_Records for this task:_

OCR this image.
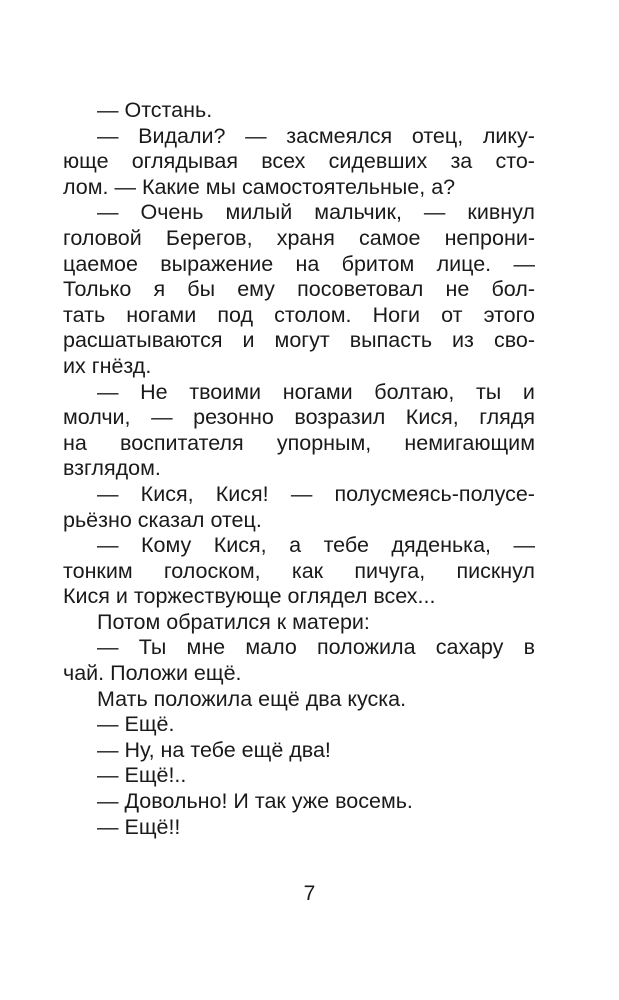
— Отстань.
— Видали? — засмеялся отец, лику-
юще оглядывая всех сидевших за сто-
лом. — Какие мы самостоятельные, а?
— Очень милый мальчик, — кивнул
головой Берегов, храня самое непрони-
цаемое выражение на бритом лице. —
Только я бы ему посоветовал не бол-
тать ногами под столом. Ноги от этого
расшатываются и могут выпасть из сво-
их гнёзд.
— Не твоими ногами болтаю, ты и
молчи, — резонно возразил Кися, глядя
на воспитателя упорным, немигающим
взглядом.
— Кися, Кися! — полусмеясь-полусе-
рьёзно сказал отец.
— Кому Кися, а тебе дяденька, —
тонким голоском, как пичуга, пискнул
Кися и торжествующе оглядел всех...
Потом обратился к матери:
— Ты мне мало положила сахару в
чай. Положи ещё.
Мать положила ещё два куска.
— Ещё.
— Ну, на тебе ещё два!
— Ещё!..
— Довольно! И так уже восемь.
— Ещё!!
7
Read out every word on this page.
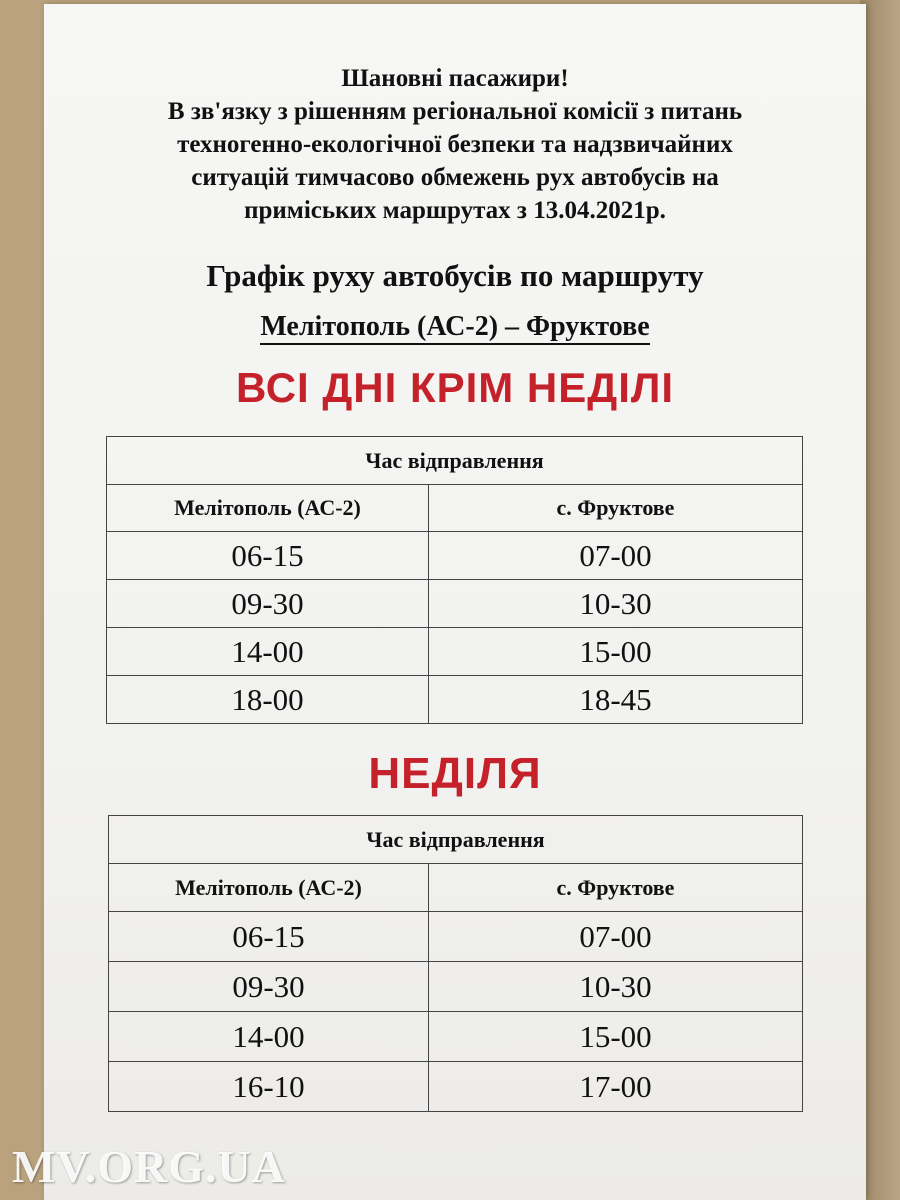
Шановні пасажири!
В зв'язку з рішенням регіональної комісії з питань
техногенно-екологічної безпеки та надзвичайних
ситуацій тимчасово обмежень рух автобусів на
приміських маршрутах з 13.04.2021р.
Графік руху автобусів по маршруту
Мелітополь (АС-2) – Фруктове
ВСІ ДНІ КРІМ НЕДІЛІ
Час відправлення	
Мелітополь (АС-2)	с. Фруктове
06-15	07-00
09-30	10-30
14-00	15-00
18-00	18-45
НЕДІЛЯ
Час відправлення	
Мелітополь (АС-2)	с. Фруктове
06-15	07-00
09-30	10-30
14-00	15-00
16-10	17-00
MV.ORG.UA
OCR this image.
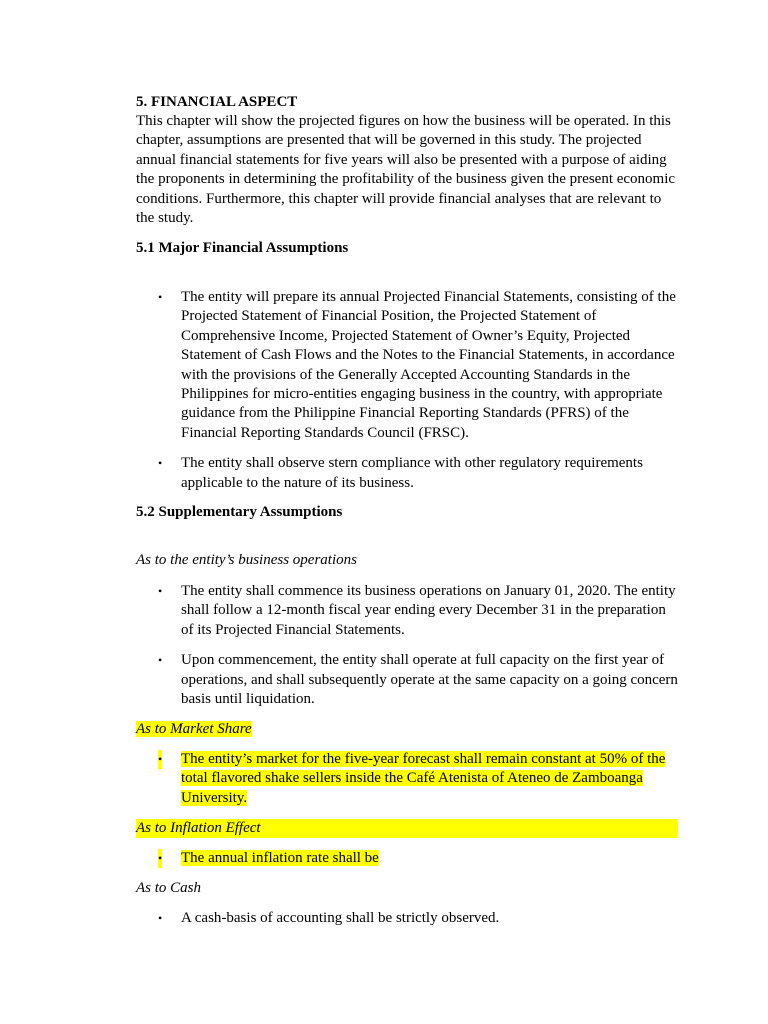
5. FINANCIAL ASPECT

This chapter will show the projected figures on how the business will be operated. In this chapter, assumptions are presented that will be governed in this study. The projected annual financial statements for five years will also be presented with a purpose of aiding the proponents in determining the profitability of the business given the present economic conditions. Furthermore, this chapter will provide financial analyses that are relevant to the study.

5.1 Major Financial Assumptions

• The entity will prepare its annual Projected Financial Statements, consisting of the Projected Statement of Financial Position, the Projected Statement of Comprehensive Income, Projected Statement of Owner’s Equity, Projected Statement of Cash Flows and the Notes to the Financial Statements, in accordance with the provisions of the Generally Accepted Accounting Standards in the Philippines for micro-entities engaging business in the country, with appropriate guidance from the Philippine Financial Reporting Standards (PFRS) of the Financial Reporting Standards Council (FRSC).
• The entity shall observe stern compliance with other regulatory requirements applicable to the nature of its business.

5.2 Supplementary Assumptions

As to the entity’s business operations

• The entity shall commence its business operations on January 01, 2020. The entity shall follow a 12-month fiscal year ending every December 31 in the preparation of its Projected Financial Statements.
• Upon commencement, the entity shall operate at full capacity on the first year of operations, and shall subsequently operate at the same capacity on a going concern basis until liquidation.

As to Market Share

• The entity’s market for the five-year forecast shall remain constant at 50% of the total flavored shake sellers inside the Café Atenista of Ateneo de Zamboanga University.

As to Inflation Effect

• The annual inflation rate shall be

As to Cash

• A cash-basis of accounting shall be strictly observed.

_Given problem:_
The records above must be transcribed exactly. Pictures are left out of the copy.

_Exercise solution:_
OCR this image.
— Отстань.
— Видали? — засмеялся отец, лику-
юще оглядывая всех сидевших за сто-
лом. — Какие мы самостоятельные, а?
— Очень милый мальчик, — кивнул
головой Берегов, храня самое непрони-
цаемое выражение на бритом лице. —
Только я бы ему посоветовал не бол-
тать ногами под столом. Ноги от этого
расшатываются и могут выпасть из сво-
их гнёзд.
— Не твоими ногами болтаю, ты и
молчи, — резонно возразил Кися, глядя
на воспитателя упорным, немигающим
взглядом.
— Кися, Кися! — полусмеясь-полусе-
рьёзно сказал отец.
— Кому Кися, а тебе дяденька, —
тонким голоском, как пичуга, пискнул
Кися и торжествующе оглядел всех...
Потом обратился к матери:
— Ты мне мало положила сахару в
чай. Положи ещё.
Мать положила ещё два куска.
— Ещё.
— Ну, на тебе ещё два!
— Ещё!..
— Довольно! И так уже восемь.
— Ещё!!
7
Read out every word on this page.
Шановні пасажири!
В зв'язку з рішенням регіональної комісії з питань
техногенно-екологічної безпеки та надзвичайних
ситуацій тимчасово обмежень рух автобусів на
приміських маршрутах з 13.04.2021р.
Графік руху автобусів по маршруту
Мелітополь (АС-2) – Фруктове
ВСІ ДНІ КРІМ НЕДІЛІ
Час відправлення	
Мелітополь (АС-2)	с. Фруктове
06-15	07-00
09-30	10-30
14-00	15-00
18-00	18-45
НЕДІЛЯ
Час відправлення	
Мелітополь (АС-2)	с. Фруктове
06-15	07-00
09-30	10-30
14-00	15-00
16-10	17-00
MV.ORG.UA
OCR this image.
5. FINANCIAL ASPECT

This chapter will show the projected figures on how the business will be operated. In this chapter, assumptions are presented that will be governed in this study. The projected annual financial statements for five years will also be presented with a purpose of aiding the proponents in determining the profitability of the business given the present economic conditions. Furthermore, this chapter will provide financial analyses that are relevant to the study.

5.1 Major Financial Assumptions

• The entity will prepare its annual Projected Financial Statements, consisting of the Projected Statement of Financial Position, the Projected Statement of Comprehensive Income, Projected Statement of Owner’s Equity, Projected Statement of Cash Flows and the Notes to the Financial Statements, in accordance with the provisions of the Generally Accepted Accounting Standards in the Philippines for micro-entities engaging business in the country, with appropriate guidance from the Philippine Financial Reporting Standards (PFRS) of the Financial Reporting Standards Council (FRSC).
• The entity shall observe stern compliance with other regulatory requirements applicable to the nature of its business.

5.2 Supplementary Assumptions

As to the entity’s business operations

• The entity shall commence its business operations on January 01, 2020. The entity shall follow a 12-month fiscal year ending every December 31 in the preparation of its Projected Financial Statements.
• Upon commencement, the entity shall operate at full capacity on the first year of operations, and shall subsequently operate at the same capacity on a going concern basis until liquidation.

As to Market Share

• The entity’s market for the five-year forecast shall remain constant at 50% of the total flavored shake sellers inside the Café Atenista of Ateneo de Zamboanga University.

As to Inflation Effect

• The annual inflation rate shall be

As to Cash

• A cash-basis of accounting shall be strictly observed.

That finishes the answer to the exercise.